▶ _Task statement_: Scan the data for "diesem" and copy the lines it appears in.

== Data provided

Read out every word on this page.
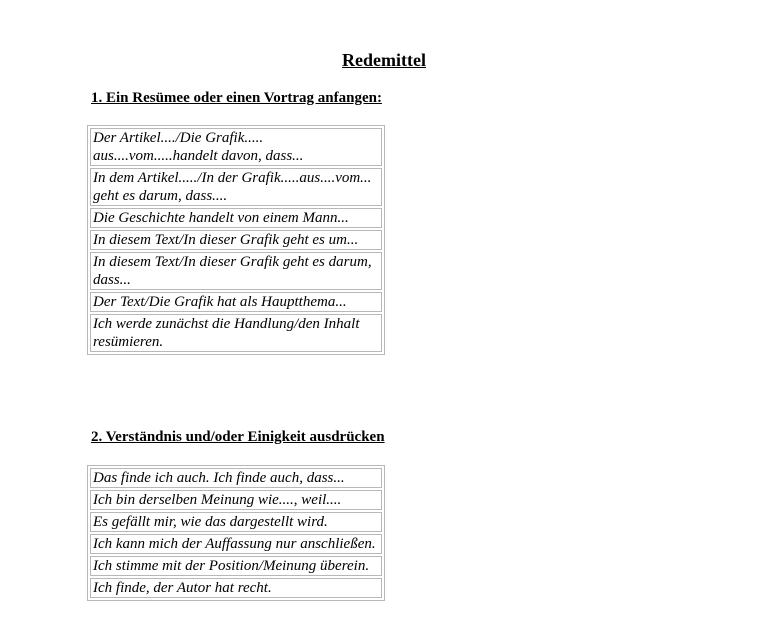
Redemittel
1. Ein Resümee oder einen Vortrag anfangen:
Der Artikel..../Die Grafik.....
aus....vom.....handelt davon, dass...

In dem Artikel...../In der Grafik.....aus....vom...
geht es darum, dass....

Die Geschichte handelt von einem Mann...
In diesem Text/In dieser Grafik geht es um...
In diesem Text/In dieser Grafik geht es darum, dass...
Der Text/Die Grafik hat als Hauptthema...
Ich werde zunächst die Handlung/den Inhalt resümieren.
2. Verständnis und/oder Einigkeit ausdrücken
Das finde ich auch. Ich finde auch, dass...
Ich bin derselben Meinung wie...., weil....
Es gefällt mir, wie das dargestellt wird.
Ich kann mich der Auffassung nur anschließen.
Ich stimme mit der Position/Meinung überein.
Ich finde, der Autor hat recht.
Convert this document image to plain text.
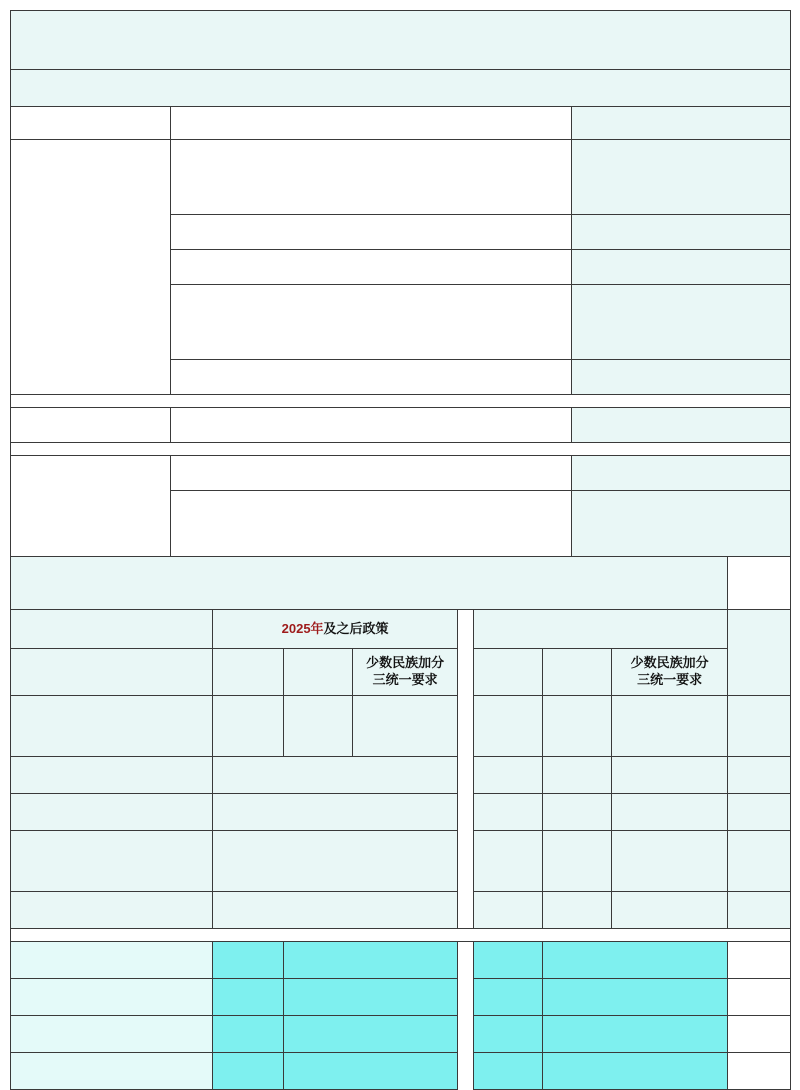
	2025年及之后政策							
			少数民族加分
三统一要求				少数民族加分
三统一要求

====

▶ _In response_:
In diesem Text/In dieser Grafik geht es um...
In diesem Text/In dieser Grafik geht es darum, dass...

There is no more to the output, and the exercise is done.